** Begin DATA FOR PROCESSING **

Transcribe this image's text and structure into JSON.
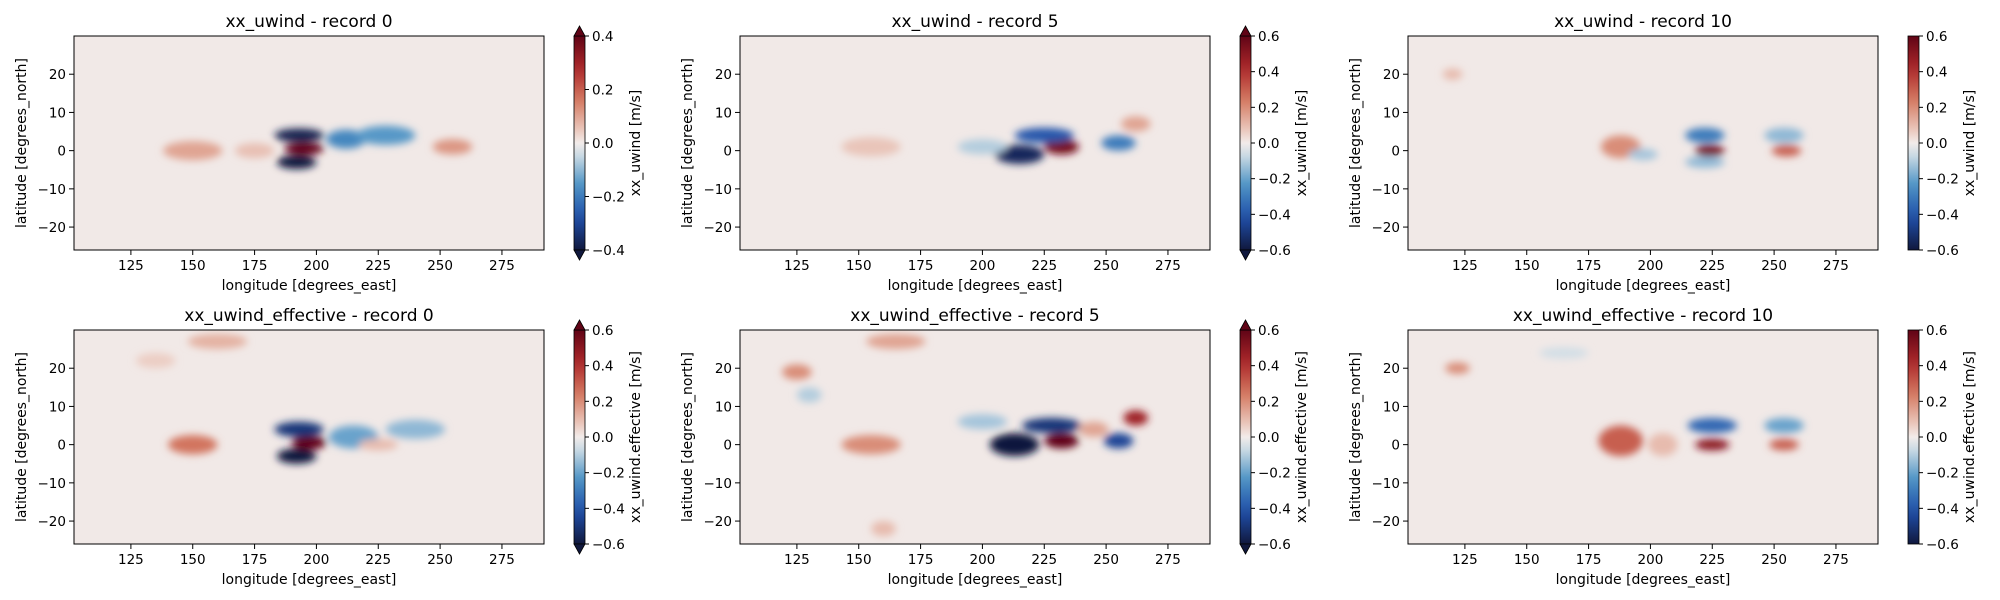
{
  "chart_data": [
    {
      "type": "heatmap",
      "title": "xx_uwind - record 0",
      "xlabel": "longitude [degrees_east]",
      "ylabel": "latitude [degrees_north]",
      "colorbar_label": "xx_uwind [m/s]",
      "xticks": [
        125,
        150,
        175,
        200,
        225,
        250,
        275
      ],
      "yticks": [
        -20,
        -10,
        0,
        10,
        20
      ],
      "xlim": [
        102,
        292
      ],
      "ylim": [
        -26,
        30
      ],
      "clim": [
        -0.4,
        0.4
      ],
      "cticks": [
        -0.4,
        -0.2,
        0.0,
        0.2,
        0.4
      ],
      "extend": "both",
      "features": [
        {
          "lon": 195,
          "lat": 0.5,
          "value": 0.4,
          "wlon": 8,
          "wlat": 1.6
        },
        {
          "lon": 193,
          "lat": 4,
          "value": -0.38,
          "wlon": 10,
          "wlat": 1.8
        },
        {
          "lon": 192,
          "lat": -3,
          "value": -0.4,
          "wlon": 8,
          "wlat": 1.8
        },
        {
          "lon": 212,
          "lat": 3,
          "value": -0.18,
          "wlon": 8,
          "wlat": 2.5
        },
        {
          "lon": 228,
          "lat": 4,
          "value": -0.15,
          "wlon": 12,
          "wlat": 2.5
        },
        {
          "lon": 255,
          "lat": 1,
          "value": 0.12,
          "wlon": 8,
          "wlat": 2
        },
        {
          "lon": 150,
          "lat": 0,
          "value": 0.1,
          "wlon": 12,
          "wlat": 2.5
        },
        {
          "lon": 175,
          "lat": 0,
          "value": 0.06,
          "wlon": 8,
          "wlat": 2
        }
      ]
    },
    {
      "type": "heatmap",
      "title": "xx_uwind - record 5",
      "xlabel": "longitude [degrees_east]",
      "ylabel": "latitude [degrees_north]",
      "colorbar_label": "xx_uwind [m/s]",
      "xticks": [
        125,
        150,
        175,
        200,
        225,
        250,
        275
      ],
      "yticks": [
        -20,
        -10,
        0,
        10,
        20
      ],
      "xlim": [
        102,
        292
      ],
      "ylim": [
        -26,
        30
      ],
      "clim": [
        -0.6,
        0.6
      ],
      "cticks": [
        -0.6,
        -0.4,
        -0.2,
        0.0,
        0.2,
        0.4,
        0.6
      ],
      "extend": "both",
      "features": [
        {
          "lon": 232,
          "lat": 1,
          "value": 0.55,
          "wlon": 7,
          "wlat": 2
        },
        {
          "lon": 215,
          "lat": -1,
          "value": -0.55,
          "wlon": 10,
          "wlat": 2.5
        },
        {
          "lon": 225,
          "lat": 4,
          "value": -0.4,
          "wlon": 12,
          "wlat": 2
        },
        {
          "lon": 255,
          "lat": 2,
          "value": -0.3,
          "wlon": 7,
          "wlat": 2
        },
        {
          "lon": 200,
          "lat": 1,
          "value": -0.1,
          "wlon": 10,
          "wlat": 2
        },
        {
          "lon": 262,
          "lat": 7,
          "value": 0.15,
          "wlon": 6,
          "wlat": 2
        },
        {
          "lon": 155,
          "lat": 1,
          "value": 0.08,
          "wlon": 12,
          "wlat": 2.5
        }
      ]
    },
    {
      "type": "heatmap",
      "title": "xx_uwind - record 10",
      "xlabel": "longitude [degrees_east]",
      "ylabel": "latitude [degrees_north]",
      "colorbar_label": "xx_uwind [m/s]",
      "xticks": [
        125,
        150,
        175,
        200,
        225,
        250,
        275
      ],
      "yticks": [
        -20,
        -10,
        0,
        10,
        20
      ],
      "xlim": [
        102,
        292
      ],
      "ylim": [
        -26,
        30
      ],
      "clim": [
        -0.6,
        0.6
      ],
      "cticks": [
        -0.6,
        -0.4,
        -0.2,
        0.0,
        0.2,
        0.4,
        0.6
      ],
      "extend": "neither",
      "features": [
        {
          "lon": 224,
          "lat": 0,
          "value": 0.55,
          "wlon": 6,
          "wlat": 1.5
        },
        {
          "lon": 222,
          "lat": 4,
          "value": -0.3,
          "wlon": 8,
          "wlat": 2
        },
        {
          "lon": 222,
          "lat": -3,
          "value": -0.15,
          "wlon": 8,
          "wlat": 1.5
        },
        {
          "lon": 255,
          "lat": 0,
          "value": 0.3,
          "wlon": 6,
          "wlat": 1.5
        },
        {
          "lon": 254,
          "lat": 4,
          "value": -0.15,
          "wlon": 8,
          "wlat": 2
        },
        {
          "lon": 188,
          "lat": 1,
          "value": 0.2,
          "wlon": 8,
          "wlat": 3
        },
        {
          "lon": 197,
          "lat": -1,
          "value": -0.12,
          "wlon": 6,
          "wlat": 1.5
        },
        {
          "lon": 120,
          "lat": 20,
          "value": 0.1,
          "wlon": 4,
          "wlat": 1.5
        }
      ]
    },
    {
      "type": "heatmap",
      "title": "xx_uwind_effective - record 0",
      "xlabel": "longitude [degrees_east]",
      "ylabel": "latitude [degrees_north]",
      "colorbar_label": "xx_uwind.effective [m/s]",
      "xticks": [
        125,
        150,
        175,
        200,
        225,
        250,
        275
      ],
      "yticks": [
        -20,
        -10,
        0,
        10,
        20
      ],
      "xlim": [
        102,
        292
      ],
      "ylim": [
        -26,
        30
      ],
      "clim": [
        -0.6,
        0.6
      ],
      "cticks": [
        -0.6,
        -0.4,
        -0.2,
        0.0,
        0.2,
        0.4,
        0.6
      ],
      "extend": "both",
      "features": [
        {
          "lon": 197,
          "lat": 0.5,
          "value": 0.6,
          "wlon": 7,
          "wlat": 1.8
        },
        {
          "lon": 193,
          "lat": 4,
          "value": -0.5,
          "wlon": 10,
          "wlat": 2
        },
        {
          "lon": 192,
          "lat": -3,
          "value": -0.6,
          "wlon": 8,
          "wlat": 2
        },
        {
          "lon": 150,
          "lat": 0,
          "value": 0.25,
          "wlon": 10,
          "wlat": 2.5
        },
        {
          "lon": 215,
          "lat": 2,
          "value": -0.2,
          "wlon": 10,
          "wlat": 3
        },
        {
          "lon": 240,
          "lat": 4,
          "value": -0.15,
          "wlon": 12,
          "wlat": 2.5
        },
        {
          "lon": 225,
          "lat": 0,
          "value": 0.1,
          "wlon": 8,
          "wlat": 1.5
        },
        {
          "lon": 160,
          "lat": 27,
          "value": 0.12,
          "wlon": 12,
          "wlat": 2
        },
        {
          "lon": 135,
          "lat": 22,
          "value": 0.06,
          "wlon": 8,
          "wlat": 2
        }
      ]
    },
    {
      "type": "heatmap",
      "title": "xx_uwind_effective - record 5",
      "xlabel": "longitude [degrees_east]",
      "ylabel": "latitude [degrees_north]",
      "colorbar_label": "xx_uwind.effective [m/s]",
      "xticks": [
        125,
        150,
        175,
        200,
        225,
        250,
        275
      ],
      "yticks": [
        -20,
        -10,
        0,
        10,
        20
      ],
      "xlim": [
        102,
        292
      ],
      "ylim": [
        -26,
        30
      ],
      "clim": [
        -0.6,
        0.6
      ],
      "cticks": [
        -0.6,
        -0.4,
        -0.2,
        0.0,
        0.2,
        0.4,
        0.6
      ],
      "extend": "both",
      "features": [
        {
          "lon": 232,
          "lat": 1,
          "value": 0.6,
          "wlon": 7,
          "wlat": 2
        },
        {
          "lon": 213,
          "lat": 0,
          "value": -0.6,
          "wlon": 10,
          "wlat": 3
        },
        {
          "lon": 228,
          "lat": 5,
          "value": -0.5,
          "wlon": 12,
          "wlat": 2
        },
        {
          "lon": 255,
          "lat": 1,
          "value": -0.45,
          "wlon": 6,
          "wlat": 2
        },
        {
          "lon": 262,
          "lat": 7,
          "value": 0.45,
          "wlon": 5,
          "wlat": 2
        },
        {
          "lon": 245,
          "lat": 4,
          "value": 0.15,
          "wlon": 6,
          "wlat": 2
        },
        {
          "lon": 155,
          "lat": 0,
          "value": 0.2,
          "wlon": 12,
          "wlat": 2.5
        },
        {
          "lon": 125,
          "lat": 19,
          "value": 0.2,
          "wlon": 6,
          "wlat": 2
        },
        {
          "lon": 165,
          "lat": 27,
          "value": 0.15,
          "wlon": 12,
          "wlat": 2
        },
        {
          "lon": 130,
          "lat": 13,
          "value": -0.1,
          "wlon": 5,
          "wlat": 2
        },
        {
          "lon": 200,
          "lat": 6,
          "value": -0.12,
          "wlon": 10,
          "wlat": 2
        },
        {
          "lon": 160,
          "lat": -22,
          "value": 0.1,
          "wlon": 5,
          "wlat": 2
        }
      ]
    },
    {
      "type": "heatmap",
      "title": "xx_uwind_effective - record 10",
      "xlabel": "longitude [degrees_east]",
      "ylabel": "latitude [degrees_north]",
      "colorbar_label": "xx_uwind.effective [m/s]",
      "xticks": [
        125,
        150,
        175,
        200,
        225,
        250,
        275
      ],
      "yticks": [
        -20,
        -10,
        0,
        10,
        20
      ],
      "xlim": [
        102,
        292
      ],
      "ylim": [
        -26,
        30
      ],
      "clim": [
        -0.6,
        0.6
      ],
      "cticks": [
        -0.6,
        -0.4,
        -0.2,
        0.0,
        0.2,
        0.4,
        0.6
      ],
      "extend": "neither",
      "features": [
        {
          "lon": 225,
          "lat": 0,
          "value": 0.5,
          "wlon": 7,
          "wlat": 1.5
        },
        {
          "lon": 225,
          "lat": 5,
          "value": -0.35,
          "wlon": 10,
          "wlat": 2
        },
        {
          "lon": 254,
          "lat": 0,
          "value": 0.3,
          "wlon": 6,
          "wlat": 1.5
        },
        {
          "lon": 254,
          "lat": 5,
          "value": -0.2,
          "wlon": 8,
          "wlat": 2
        },
        {
          "lon": 188,
          "lat": 1,
          "value": 0.3,
          "wlon": 9,
          "wlat": 4
        },
        {
          "lon": 122,
          "lat": 20,
          "value": 0.2,
          "wlon": 5,
          "wlat": 1.5
        },
        {
          "lon": 205,
          "lat": 0,
          "value": 0.1,
          "wlon": 6,
          "wlat": 3
        },
        {
          "lon": 165,
          "lat": 24,
          "value": -0.06,
          "wlon": 10,
          "wlat": 1.5
        }
      ]
    }
  ]
}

** End DATA FOR PROCESSING **

● PROBLEM: Some lines of the data may hold the word "title". Say how many do, with nothing else.

● WRITTEN ANSWER: 6